** Data supplied **
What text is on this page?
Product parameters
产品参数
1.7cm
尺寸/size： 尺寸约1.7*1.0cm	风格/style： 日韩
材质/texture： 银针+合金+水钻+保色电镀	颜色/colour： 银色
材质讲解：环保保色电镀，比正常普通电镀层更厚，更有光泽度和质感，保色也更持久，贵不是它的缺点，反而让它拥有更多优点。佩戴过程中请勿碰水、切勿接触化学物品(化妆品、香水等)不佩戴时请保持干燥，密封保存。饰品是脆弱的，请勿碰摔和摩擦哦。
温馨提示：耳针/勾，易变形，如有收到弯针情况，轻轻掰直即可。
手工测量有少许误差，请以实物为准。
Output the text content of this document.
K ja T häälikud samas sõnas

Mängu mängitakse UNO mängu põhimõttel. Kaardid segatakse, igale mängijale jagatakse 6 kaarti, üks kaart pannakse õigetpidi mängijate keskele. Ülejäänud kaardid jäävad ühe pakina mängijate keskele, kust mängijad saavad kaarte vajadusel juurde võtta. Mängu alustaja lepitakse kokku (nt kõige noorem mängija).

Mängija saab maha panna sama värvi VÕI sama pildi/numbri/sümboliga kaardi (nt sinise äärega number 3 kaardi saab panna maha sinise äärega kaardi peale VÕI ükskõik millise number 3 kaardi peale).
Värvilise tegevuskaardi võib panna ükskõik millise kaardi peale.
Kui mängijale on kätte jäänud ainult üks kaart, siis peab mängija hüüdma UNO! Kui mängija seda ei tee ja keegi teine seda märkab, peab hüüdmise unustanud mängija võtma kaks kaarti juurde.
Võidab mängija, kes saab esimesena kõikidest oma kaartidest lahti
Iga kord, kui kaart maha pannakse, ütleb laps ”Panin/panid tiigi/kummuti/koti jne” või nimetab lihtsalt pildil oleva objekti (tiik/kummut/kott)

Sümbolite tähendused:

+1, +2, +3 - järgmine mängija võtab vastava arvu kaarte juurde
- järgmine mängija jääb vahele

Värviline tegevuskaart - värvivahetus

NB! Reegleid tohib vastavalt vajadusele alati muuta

** Work required **
Quote each line of the listing above exactly.

** Answer to the exercise **
What text is on this page?
Product parameters
产品参数
1.7cm
尺寸/size： 尺寸约1.7*1.0cm	风格/style： 日韩
材质/texture： 银针+合金+水钻+保色电镀	颜色/colour： 银色
材质讲解：环保保色电镀，比正常普通电镀层更厚，更有光泽度和质感，保色也更持久，贵不是它的缺点，反而让它拥有更多优点。佩戴过程中请勿碰水、切勿接触化学物品(化妆品、香水等)不佩戴时请保持干燥，密封保存。饰品是脆弱的，请勿碰摔和摩擦哦。
温馨提示：耳针/勾，易变形，如有收到弯针情况，轻轻掰直即可。
手工测量有少许误差，请以实物为准。
Output the text content of this document.
K ja T häälikud samas sõnas

Mängu mängitakse UNO mängu põhimõttel. Kaardid segatakse, igale mängijale jagatakse 6 kaarti, üks kaart pannakse õigetpidi mängijate keskele. Ülejäänud kaardid jäävad ühe pakina mängijate keskele, kust mängijad saavad kaarte vajadusel juurde võtta. Mängu alustaja lepitakse kokku (nt kõige noorem mängija).

Mängija saab maha panna sama värvi VÕI sama pildi/numbri/sümboliga kaardi (nt sinise äärega number 3 kaardi saab panna maha sinise äärega kaardi peale VÕI ükskõik millise number 3 kaardi peale).
Värvilise tegevuskaardi võib panna ükskõik millise kaardi peale.
Kui mängijale on kätte jäänud ainult üks kaart, siis peab mängija hüüdma UNO! Kui mängija seda ei tee ja keegi teine seda märkab, peab hüüdmise unustanud mängija võtma kaks kaarti juurde.
Võidab mängija, kes saab esimesena kõikidest oma kaartidest lahti
Iga kord, kui kaart maha pannakse, ütleb laps ”Panin/panid tiigi/kummuti/koti jne” või nimetab lihtsalt pildil oleva objekti (tiik/kummut/kott)

Sümbolite tähendused:

+1, +2, +3 - järgmine mängija võtab vastava arvu kaarte juurde
- järgmine mängija jääb vahele

Värviline tegevuskaart - värvivahetus

NB! Reegleid tohib vastavalt vajadusele alati muuta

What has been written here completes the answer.